Work to be completed: Copy the rows below exactly, from the first row through the line containing "indent-guide <box>19 66 20 94</box>", including both of those lines.

Records for the exercise:
- - - -

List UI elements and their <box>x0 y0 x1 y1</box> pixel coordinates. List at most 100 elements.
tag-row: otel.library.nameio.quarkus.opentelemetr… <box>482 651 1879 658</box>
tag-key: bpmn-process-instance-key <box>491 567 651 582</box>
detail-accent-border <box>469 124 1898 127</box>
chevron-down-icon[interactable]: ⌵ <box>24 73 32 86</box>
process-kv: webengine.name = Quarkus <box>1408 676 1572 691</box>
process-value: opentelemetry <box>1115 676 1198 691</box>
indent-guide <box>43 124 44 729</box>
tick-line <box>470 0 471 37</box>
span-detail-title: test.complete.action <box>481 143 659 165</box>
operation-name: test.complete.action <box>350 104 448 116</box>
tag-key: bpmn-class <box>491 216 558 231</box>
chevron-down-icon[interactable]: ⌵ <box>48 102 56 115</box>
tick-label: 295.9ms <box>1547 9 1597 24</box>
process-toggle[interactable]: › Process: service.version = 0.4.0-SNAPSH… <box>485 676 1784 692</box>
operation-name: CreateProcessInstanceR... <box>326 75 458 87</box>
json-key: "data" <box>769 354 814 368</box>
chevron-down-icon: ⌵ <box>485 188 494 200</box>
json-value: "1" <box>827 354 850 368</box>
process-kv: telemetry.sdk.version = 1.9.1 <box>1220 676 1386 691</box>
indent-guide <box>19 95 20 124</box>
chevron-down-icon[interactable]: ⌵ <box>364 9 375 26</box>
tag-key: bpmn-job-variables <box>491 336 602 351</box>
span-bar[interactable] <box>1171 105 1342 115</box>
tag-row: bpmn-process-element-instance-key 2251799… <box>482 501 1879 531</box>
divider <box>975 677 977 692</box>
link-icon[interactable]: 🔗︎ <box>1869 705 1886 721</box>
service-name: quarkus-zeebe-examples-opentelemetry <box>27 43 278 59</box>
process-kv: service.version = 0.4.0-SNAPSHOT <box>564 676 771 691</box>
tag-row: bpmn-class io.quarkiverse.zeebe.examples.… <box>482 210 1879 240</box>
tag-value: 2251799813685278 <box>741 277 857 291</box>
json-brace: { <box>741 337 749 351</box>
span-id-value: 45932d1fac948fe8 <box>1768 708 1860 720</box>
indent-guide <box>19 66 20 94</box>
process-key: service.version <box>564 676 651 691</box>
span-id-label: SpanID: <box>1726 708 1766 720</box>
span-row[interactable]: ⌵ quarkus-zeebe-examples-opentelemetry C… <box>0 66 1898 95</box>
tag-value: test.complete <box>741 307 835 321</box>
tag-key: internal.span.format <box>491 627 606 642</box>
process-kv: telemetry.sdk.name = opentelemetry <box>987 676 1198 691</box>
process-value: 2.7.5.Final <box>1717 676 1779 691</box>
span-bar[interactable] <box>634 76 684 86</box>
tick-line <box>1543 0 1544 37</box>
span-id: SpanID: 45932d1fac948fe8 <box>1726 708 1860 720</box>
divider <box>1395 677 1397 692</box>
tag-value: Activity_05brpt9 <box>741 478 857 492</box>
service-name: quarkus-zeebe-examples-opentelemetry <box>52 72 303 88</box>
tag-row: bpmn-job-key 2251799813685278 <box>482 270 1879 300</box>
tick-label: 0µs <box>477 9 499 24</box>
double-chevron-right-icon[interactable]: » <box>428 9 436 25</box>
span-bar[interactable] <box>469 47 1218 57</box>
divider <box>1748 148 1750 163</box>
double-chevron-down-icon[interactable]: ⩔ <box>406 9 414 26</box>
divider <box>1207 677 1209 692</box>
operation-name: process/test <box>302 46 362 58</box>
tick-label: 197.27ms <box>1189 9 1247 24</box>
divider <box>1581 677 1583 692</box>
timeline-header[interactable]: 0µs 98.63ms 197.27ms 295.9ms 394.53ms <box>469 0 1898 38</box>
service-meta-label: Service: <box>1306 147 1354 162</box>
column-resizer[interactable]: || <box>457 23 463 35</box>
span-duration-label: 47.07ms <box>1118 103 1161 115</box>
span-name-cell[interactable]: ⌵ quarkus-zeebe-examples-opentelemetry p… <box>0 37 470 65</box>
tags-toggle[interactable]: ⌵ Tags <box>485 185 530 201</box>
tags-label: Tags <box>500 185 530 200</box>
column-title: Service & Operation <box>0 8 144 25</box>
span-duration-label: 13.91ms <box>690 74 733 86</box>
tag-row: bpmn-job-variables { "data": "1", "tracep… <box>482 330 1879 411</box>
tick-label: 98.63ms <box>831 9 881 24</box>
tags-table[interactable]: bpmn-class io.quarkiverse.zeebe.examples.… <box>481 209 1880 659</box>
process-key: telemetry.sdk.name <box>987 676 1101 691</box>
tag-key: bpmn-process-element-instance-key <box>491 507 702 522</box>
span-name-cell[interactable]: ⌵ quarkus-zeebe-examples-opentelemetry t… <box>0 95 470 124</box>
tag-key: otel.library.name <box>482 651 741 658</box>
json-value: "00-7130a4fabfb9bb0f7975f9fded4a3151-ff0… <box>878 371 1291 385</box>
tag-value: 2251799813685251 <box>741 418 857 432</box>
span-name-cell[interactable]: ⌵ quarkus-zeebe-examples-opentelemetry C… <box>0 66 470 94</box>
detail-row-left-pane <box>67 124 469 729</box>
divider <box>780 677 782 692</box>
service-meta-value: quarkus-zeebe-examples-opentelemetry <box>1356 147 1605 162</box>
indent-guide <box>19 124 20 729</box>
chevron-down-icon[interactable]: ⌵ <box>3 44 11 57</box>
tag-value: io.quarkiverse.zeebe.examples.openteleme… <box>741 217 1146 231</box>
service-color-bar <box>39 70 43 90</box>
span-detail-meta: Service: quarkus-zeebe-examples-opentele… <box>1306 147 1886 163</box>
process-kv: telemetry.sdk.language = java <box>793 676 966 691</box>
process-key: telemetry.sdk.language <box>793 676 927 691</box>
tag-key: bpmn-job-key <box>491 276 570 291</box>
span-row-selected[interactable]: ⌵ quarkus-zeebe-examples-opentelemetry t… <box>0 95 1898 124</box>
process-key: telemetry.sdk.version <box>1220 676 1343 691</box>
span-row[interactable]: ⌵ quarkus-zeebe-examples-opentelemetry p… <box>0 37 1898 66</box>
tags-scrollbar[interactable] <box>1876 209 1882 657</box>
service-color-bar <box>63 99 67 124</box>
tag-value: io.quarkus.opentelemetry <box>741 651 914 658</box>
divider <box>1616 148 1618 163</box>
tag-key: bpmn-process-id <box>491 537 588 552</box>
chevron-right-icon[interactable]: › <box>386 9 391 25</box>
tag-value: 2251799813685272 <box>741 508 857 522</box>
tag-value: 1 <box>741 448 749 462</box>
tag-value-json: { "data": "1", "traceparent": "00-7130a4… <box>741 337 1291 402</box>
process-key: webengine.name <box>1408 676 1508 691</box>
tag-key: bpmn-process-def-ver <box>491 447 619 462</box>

- - - -

Solved exercise:
List UI elements and their <box>x0 y0 x1 y1</box> pixel coordinates. List at most 100 elements.
tag-row: otel.library.nameio.quarkus.opentelemetr… <box>482 651 1879 658</box>
tag-key: bpmn-process-instance-key <box>491 567 651 582</box>
detail-accent-border <box>469 124 1898 127</box>
chevron-down-icon[interactable]: ⌵ <box>24 73 32 86</box>
process-kv: webengine.name = Quarkus <box>1408 676 1572 691</box>
process-value: opentelemetry <box>1115 676 1198 691</box>
indent-guide <box>43 124 44 729</box>
tick-line <box>470 0 471 37</box>
span-detail-title: test.complete.action <box>481 143 659 165</box>
operation-name: test.complete.action <box>350 104 448 116</box>
tag-key: bpmn-class <box>491 216 558 231</box>
chevron-down-icon[interactable]: ⌵ <box>48 102 56 115</box>
tick-label: 295.9ms <box>1547 9 1597 24</box>
process-toggle[interactable]: › Process: service.version = 0.4.0-SNAPSH… <box>485 676 1784 692</box>
operation-name: CreateProcessInstanceR... <box>326 75 458 87</box>
json-key: "data" <box>769 354 814 368</box>
chevron-down-icon: ⌵ <box>485 188 494 200</box>
json-value: "1" <box>827 354 850 368</box>
process-kv: telemetry.sdk.version = 1.9.1 <box>1220 676 1386 691</box>
indent-guide <box>19 95 20 124</box>
chevron-down-icon[interactable]: ⌵ <box>364 9 375 26</box>
tag-key: bpmn-job-variables <box>491 336 602 351</box>
span-bar[interactable] <box>1171 105 1342 115</box>
tag-row: bpmn-process-element-instance-key 2251799… <box>482 501 1879 531</box>
divider <box>975 677 977 692</box>
link-icon[interactable]: 🔗︎ <box>1869 705 1886 721</box>
service-name: quarkus-zeebe-examples-opentelemetry <box>27 43 278 59</box>
process-kv: service.version = 0.4.0-SNAPSHOT <box>564 676 771 691</box>
tag-row: bpmn-class io.quarkiverse.zeebe.examples.… <box>482 210 1879 240</box>
tag-value: 2251799813685278 <box>741 277 857 291</box>
json-brace: { <box>741 337 749 351</box>
span-id-value: 45932d1fac948fe8 <box>1768 708 1860 720</box>
indent-guide <box>19 66 20 94</box>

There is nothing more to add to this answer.